**Task instructions:** Can you continue the Frances Payne Bolton biography below, starting right after its last sentence?

**Exercise text:**
···

American politician (1885–1977)

Frances Payne Bolton (née Bingham; March 29, 1885 – March 9, 1977) was an American politician from the Republican Party. She served in the United States House of Representatives, and was the first woman elected to Congress from Ohio.

In the late 1930s, Bolton took an isolationist position on foreign policy, opposing the Selective Service Act in 1940 which introduced the draft, and opposing Lend-Lease in 1941. During the war she called for desegregation of the military nursing units, which were all-white and all-female.

In 1947 she sponsored a long-range bill for nursing education, but it did not pass. When the draft was resumed after the war, Bolton strongly advocated for the conscription of women. Pointing to their prominent role during the war, she said it was vitally important that women continued to play these roles. She saw no threat to marriage, and argued that women in military service would develop their character and skills, thus enhancing their role in the family. As a member of the House Foreign Affairs Committee, Bolton supported the United Nations, especially UNICEF, and supported the independence of African colonies.

==Early life==
She was born on March 29, 1885, in Cleveland, Ohio, as Frances Payne Bingham. She was the daughter of Charles William Bingham (1846–1929) and Mary Perry (née Payne) Bingham (1854–1898). Her siblings included Oliver Perry Bingham, William H. Bingham, Elizabeth Beardsley (née Bingham) Blossom, and Henry Payne Bingham.

Among her maternal family members was uncle Nathan P. Payne (the former mayor of Cleveland), Oliver Hazard Payne (who worked for Cleveland based Standard Oil and was a trustee for the Standard Oil Trust), and aunt Flora Payne (the wife of U.S. Secretary of the Navy William Collins Whitney). Her maternal grandfather was wealthy U.S. Senator Henry B. Payne.

She was educated at private schools in Cleveland, New York City, and in Paris.

==Congress==
Active in public health, nursing education, and other social service, educational, and philanthropic work, she succeeded her husband, Chester C. Bolton, in office a few months after his death in 1939. Upon election to the remainder of her late husband's term, Bolton refused the customary widow's allowance comprising the remainder of the salary her late husband would have collected had he served out his term. She represented the 22nd District, which mostly consisted of Cleveland's eastern suburbs. Bolton served an additional fourteen terms, serving alongside her son, Oliver P. Bolton, for three of those terms. She and Oliver appeared on What's My Line? as the only mother-son pair serving in Congress at the same time. It was reported that when he voted against her, she once stage-whispered, "That's my adopted son."

A confidential 1943 analysis of the House Foreign Affairs Committee by Isaiah Berlin for the British Foreign Office described Bolton as

A quiet and moderately capable member of the committee, who, while not one of the active Opposition Four, is likely to be suspicious of any New Deal internationalism. Her record before Pearl Harbor was Isolationist. Nationalist rather than internationalist in outlook, at any rate, at present.

Serving on the House Foreign Affairs Committee, Bolton called Secretary of State John Foster Dulles in May 1954 after the fall of the French base at Dien Bien Phu, urging him to invite nurse Genevieve de Galard to the United States. When Galard arrived in July, Bolton described her as a "symbol of heroic femininity in the free world". After receiving the Presidential Medal of Freedom, Galard was received at a dinner for three hundred in Congresswoman Bolton's home district of Cleveland while on a tour of the country.

···

**Extracted material:**

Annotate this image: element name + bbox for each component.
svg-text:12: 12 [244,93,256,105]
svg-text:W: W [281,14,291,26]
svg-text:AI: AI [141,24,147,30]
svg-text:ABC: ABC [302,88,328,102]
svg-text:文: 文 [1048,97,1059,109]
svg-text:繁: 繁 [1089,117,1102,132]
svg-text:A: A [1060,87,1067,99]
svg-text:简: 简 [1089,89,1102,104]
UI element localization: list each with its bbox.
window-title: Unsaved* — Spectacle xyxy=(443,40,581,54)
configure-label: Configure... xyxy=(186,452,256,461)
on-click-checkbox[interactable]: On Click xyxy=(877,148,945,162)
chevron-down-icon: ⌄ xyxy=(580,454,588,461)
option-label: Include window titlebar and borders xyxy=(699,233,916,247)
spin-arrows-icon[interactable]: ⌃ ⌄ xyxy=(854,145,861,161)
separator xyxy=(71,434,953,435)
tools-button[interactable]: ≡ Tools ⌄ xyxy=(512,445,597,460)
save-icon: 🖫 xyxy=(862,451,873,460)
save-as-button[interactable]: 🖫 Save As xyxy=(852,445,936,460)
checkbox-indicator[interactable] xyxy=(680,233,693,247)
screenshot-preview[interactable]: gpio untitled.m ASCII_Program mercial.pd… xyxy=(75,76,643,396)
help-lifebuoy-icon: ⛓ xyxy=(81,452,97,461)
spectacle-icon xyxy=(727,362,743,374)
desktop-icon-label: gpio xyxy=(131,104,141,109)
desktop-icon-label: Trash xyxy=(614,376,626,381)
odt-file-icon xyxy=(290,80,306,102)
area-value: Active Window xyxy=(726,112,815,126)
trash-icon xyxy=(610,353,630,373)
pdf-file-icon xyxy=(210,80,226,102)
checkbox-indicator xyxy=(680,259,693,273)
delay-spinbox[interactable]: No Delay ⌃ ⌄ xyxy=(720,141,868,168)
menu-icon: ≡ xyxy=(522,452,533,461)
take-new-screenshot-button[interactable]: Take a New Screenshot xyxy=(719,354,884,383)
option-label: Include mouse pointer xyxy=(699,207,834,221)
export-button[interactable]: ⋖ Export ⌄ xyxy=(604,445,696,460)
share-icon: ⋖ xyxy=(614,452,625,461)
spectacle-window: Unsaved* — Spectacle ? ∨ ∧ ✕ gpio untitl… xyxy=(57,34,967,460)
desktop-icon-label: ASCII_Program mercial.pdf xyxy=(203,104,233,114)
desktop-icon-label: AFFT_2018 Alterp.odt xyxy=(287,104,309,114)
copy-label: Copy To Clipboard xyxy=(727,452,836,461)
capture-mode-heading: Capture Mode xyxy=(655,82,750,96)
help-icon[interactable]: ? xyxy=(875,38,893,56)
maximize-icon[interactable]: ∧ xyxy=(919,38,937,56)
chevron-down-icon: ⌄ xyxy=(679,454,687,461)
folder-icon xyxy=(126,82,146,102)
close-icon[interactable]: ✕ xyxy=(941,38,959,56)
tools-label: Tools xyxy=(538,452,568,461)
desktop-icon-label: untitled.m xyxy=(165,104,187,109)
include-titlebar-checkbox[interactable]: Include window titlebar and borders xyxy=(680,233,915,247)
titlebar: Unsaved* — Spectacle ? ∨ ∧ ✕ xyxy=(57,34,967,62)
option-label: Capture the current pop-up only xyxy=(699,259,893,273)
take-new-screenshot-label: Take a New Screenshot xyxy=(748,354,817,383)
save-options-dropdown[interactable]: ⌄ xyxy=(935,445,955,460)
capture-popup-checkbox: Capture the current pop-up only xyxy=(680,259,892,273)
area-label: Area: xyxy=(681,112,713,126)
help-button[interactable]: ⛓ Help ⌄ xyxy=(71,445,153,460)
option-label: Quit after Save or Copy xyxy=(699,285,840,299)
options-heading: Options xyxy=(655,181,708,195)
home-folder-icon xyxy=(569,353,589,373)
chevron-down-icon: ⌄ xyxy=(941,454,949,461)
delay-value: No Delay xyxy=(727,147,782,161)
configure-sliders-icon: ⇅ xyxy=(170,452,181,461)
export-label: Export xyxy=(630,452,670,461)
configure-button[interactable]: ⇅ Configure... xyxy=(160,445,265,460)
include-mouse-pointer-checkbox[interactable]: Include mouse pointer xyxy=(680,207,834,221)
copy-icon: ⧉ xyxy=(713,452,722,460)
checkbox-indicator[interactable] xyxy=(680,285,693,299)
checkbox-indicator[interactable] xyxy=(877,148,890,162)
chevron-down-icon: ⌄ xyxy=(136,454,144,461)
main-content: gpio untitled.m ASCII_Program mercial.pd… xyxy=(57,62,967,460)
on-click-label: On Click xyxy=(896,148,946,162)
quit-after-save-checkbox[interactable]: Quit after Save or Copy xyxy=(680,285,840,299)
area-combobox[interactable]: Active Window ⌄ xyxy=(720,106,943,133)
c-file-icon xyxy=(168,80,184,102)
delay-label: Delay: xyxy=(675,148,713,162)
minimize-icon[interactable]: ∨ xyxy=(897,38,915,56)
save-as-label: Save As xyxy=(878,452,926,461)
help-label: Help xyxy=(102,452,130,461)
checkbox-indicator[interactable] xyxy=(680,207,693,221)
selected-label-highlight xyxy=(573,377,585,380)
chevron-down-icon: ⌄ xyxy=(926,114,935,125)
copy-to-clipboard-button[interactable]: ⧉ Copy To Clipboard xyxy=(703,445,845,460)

···

**Output of the exercise:**
=== Civil rights ===
Bolton voted in favor of the Civil Rights Acts of 1957, 1960, 1964, and 1968, and the Voting Rights Act of 1965.

===House Foreign Affairs Committee===
In 1955, she became the first American woman member of Congress to head an international delegation, using her own resources to fund it. As a member of the House Foreign Affairs Committee's Subcommittee on Africa, she felt it was her responsibility to visit as much of Africa as possible. Arriving in Senegal on September 1, she spent the next six weeks crisscrossing the continent by plane, train, boat, and car. Her important stops included Liberia, Ghana (then still known as the Gold Coast), the Belgian Congo, Northern Rhodesia (now Zambia), Southern Rhodesia (now Zimbabwe), South Africa, and Ethiopia. She met with leading nationalists such as Kwame Nkrumah, politicians such as Haile Selassie, and leading women, such as the Queen Mother of the Tutsis. She also spent much of her trip visiting schools, talking with the youth, and meeting with women from all walks of life in markets or clinics. As someone with a lifelong interest in education and health care, she prioritized these issues during her African travels.

When she returned to the United States, she submitted a report to Congress. One of her recommendations was that Congress should create a new State Department Bureau for African Affairs to be overseen by a new assistant secretary of state for African affairs. Congress created the new bureau in 1958. In addition to sharing information about her trip with Congress through her official report, Bolton also made an effort to enlighten the American people about the diversity of the African continent by creating a film about her trip, entitled Africa: Giant With a Future, 1955. This has been made available on DVD by the National Archives. Bolton's trip helped to begin the process of opening doors for women to play a major role in U.S. foreign relations.

One of Bolton's most lasting achievements was her sponsoring of legislation to purchase property across the Potomac River from Mount Vernon, the home of George Washington. This prevented commercialization of the area and preserved its appearance as it was when Washington lived there.

Bolton was regarded has having a phenomenal relationship with her constituents of Italian-American heritage and was known for mailing government child-care pamphlets to homes where new babies had been born. The nursing school at Case Western Reserve University is named in her honor for her accomplishments and generosity in the field of public nursing.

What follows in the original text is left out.